> [Dataset items]:
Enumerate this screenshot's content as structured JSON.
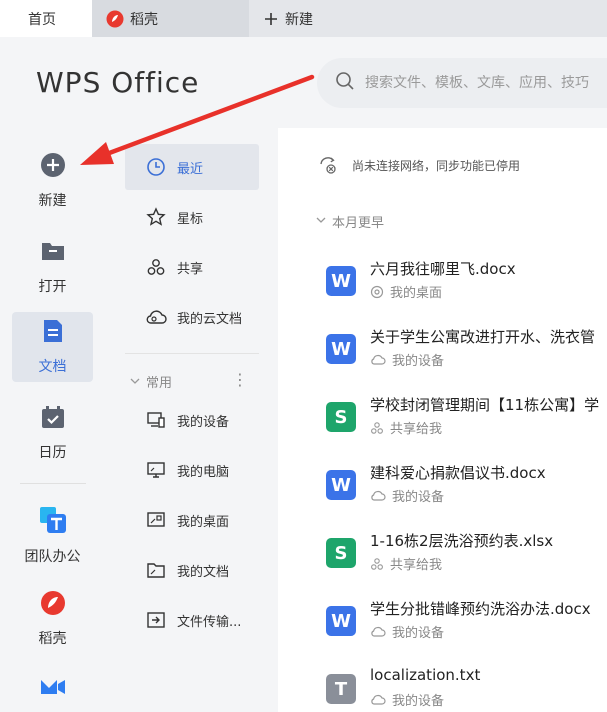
{
  "tabs": [
    {
      "label": "首页"
    },
    {
      "label": "稻壳"
    },
    {
      "label": "新建"
    }
  ],
  "brand": {
    "logo_text": "WPS Office"
  },
  "search": {
    "placeholder": "搜索文件、模板、文库、应用、技巧"
  },
  "rail": [
    {
      "label": "新建",
      "icon": "plus-circle-icon"
    },
    {
      "label": "打开",
      "icon": "folder-icon"
    },
    {
      "label": "文档",
      "icon": "document-icon",
      "active": true
    },
    {
      "label": "日历",
      "icon": "calendar-icon"
    },
    {
      "label": "团队办公",
      "icon": "team-icon"
    },
    {
      "label": "稻壳",
      "icon": "daoke-icon"
    },
    {
      "label": "",
      "icon": "meeting-icon"
    }
  ],
  "nav": [
    {
      "label": "最近",
      "icon": "clock-icon",
      "active": true
    },
    {
      "label": "星标",
      "icon": "star-icon"
    },
    {
      "label": "共享",
      "icon": "share-icon"
    },
    {
      "label": "我的云文档",
      "icon": "cloud-icon"
    }
  ],
  "nav_group": {
    "label": "常用",
    "more": "⋮"
  },
  "nav_common": [
    {
      "label": "我的设备",
      "icon": "device-icon"
    },
    {
      "label": "我的电脑",
      "icon": "computer-icon"
    },
    {
      "label": "我的桌面",
      "icon": "desktop-icon"
    },
    {
      "label": "我的文档",
      "icon": "folder-doc-icon"
    },
    {
      "label": "文件传输...",
      "icon": "transfer-icon"
    }
  ],
  "status": {
    "text": "尚未连接网络，同步功能已停用"
  },
  "section": {
    "label": "本月更早"
  },
  "files": [
    {
      "name": "六月我往哪里飞.docx",
      "location": "我的桌面",
      "type": "W",
      "color": "#3b73e8"
    },
    {
      "name": "关于学生公寓改进打开水、洗衣管",
      "location": "我的设备",
      "type": "W",
      "color": "#3b73e8"
    },
    {
      "name": "学校封闭管理期间【11栋公寓】学",
      "location": "共享给我",
      "type": "S",
      "color": "#1ea56b"
    },
    {
      "name": "建科爱心捐款倡议书.docx",
      "location": "我的设备",
      "type": "W",
      "color": "#3b73e8"
    },
    {
      "name": "1-16栋2层洗浴预约表.xlsx",
      "location": "共享给我",
      "type": "S",
      "color": "#1ea56b"
    },
    {
      "name": "学生分批错峰预约洗浴办法.docx",
      "location": "我的设备",
      "type": "W",
      "color": "#3b73e8"
    },
    {
      "name": "localization.txt",
      "location": "我的设备",
      "type": "T",
      "color": "#8a8f99"
    }
  ],
  "colors": {
    "accent": "#3b6fd6",
    "arrow": "#e8312a"
  }
}
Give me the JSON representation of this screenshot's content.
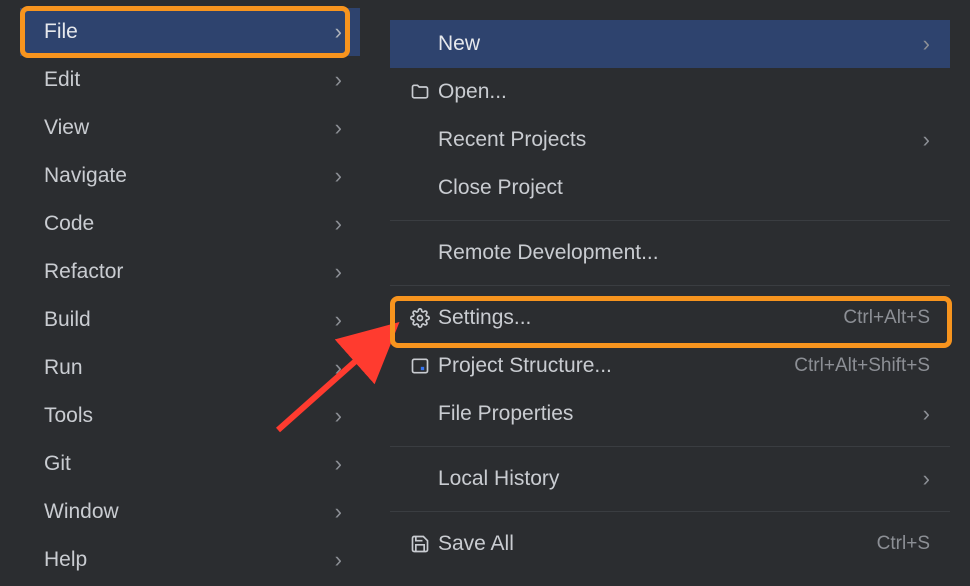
{
  "menubar": {
    "items": [
      {
        "label": "File",
        "has_submenu": true,
        "active": true
      },
      {
        "label": "Edit",
        "has_submenu": true,
        "active": false
      },
      {
        "label": "View",
        "has_submenu": true,
        "active": false
      },
      {
        "label": "Navigate",
        "has_submenu": true,
        "active": false
      },
      {
        "label": "Code",
        "has_submenu": true,
        "active": false
      },
      {
        "label": "Refactor",
        "has_submenu": true,
        "active": false
      },
      {
        "label": "Build",
        "has_submenu": true,
        "active": false
      },
      {
        "label": "Run",
        "has_submenu": true,
        "active": false
      },
      {
        "label": "Tools",
        "has_submenu": true,
        "active": false
      },
      {
        "label": "Git",
        "has_submenu": true,
        "active": false
      },
      {
        "label": "Window",
        "has_submenu": true,
        "active": false
      },
      {
        "label": "Help",
        "has_submenu": true,
        "active": false
      }
    ]
  },
  "submenu": {
    "new": {
      "label": "New"
    },
    "open": {
      "label": "Open..."
    },
    "recent": {
      "label": "Recent Projects"
    },
    "close": {
      "label": "Close Project"
    },
    "remote": {
      "label": "Remote Development..."
    },
    "settings": {
      "label": "Settings...",
      "shortcut": "Ctrl+Alt+S"
    },
    "project_structure": {
      "label": "Project Structure...",
      "shortcut": "Ctrl+Alt+Shift+S"
    },
    "file_properties": {
      "label": "File Properties"
    },
    "local_history": {
      "label": "Local History"
    },
    "save_all": {
      "label": "Save All",
      "shortcut": "Ctrl+S"
    }
  },
  "annotations": {
    "highlight_file": true,
    "highlight_settings": true,
    "arrow_to_settings": true
  }
}
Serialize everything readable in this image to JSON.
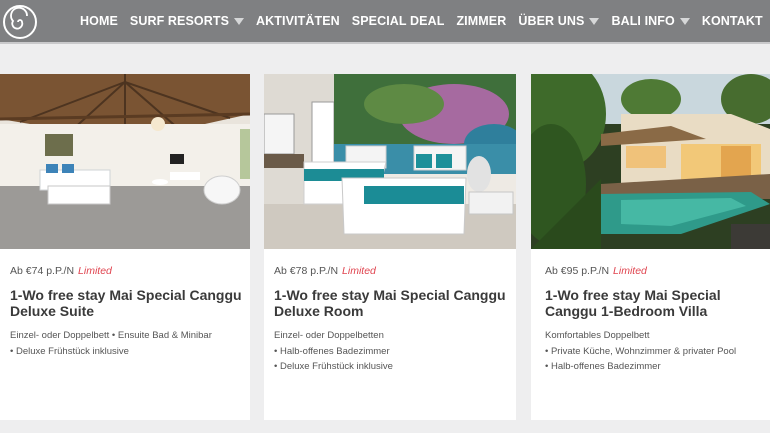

> [BRIEF]:
From the entries above, copy every line where the word "folder" shows up.

> [WRITTEN ANSWER]:
      "icon": "folder-icon"
      "icon": "folder-doc-icon"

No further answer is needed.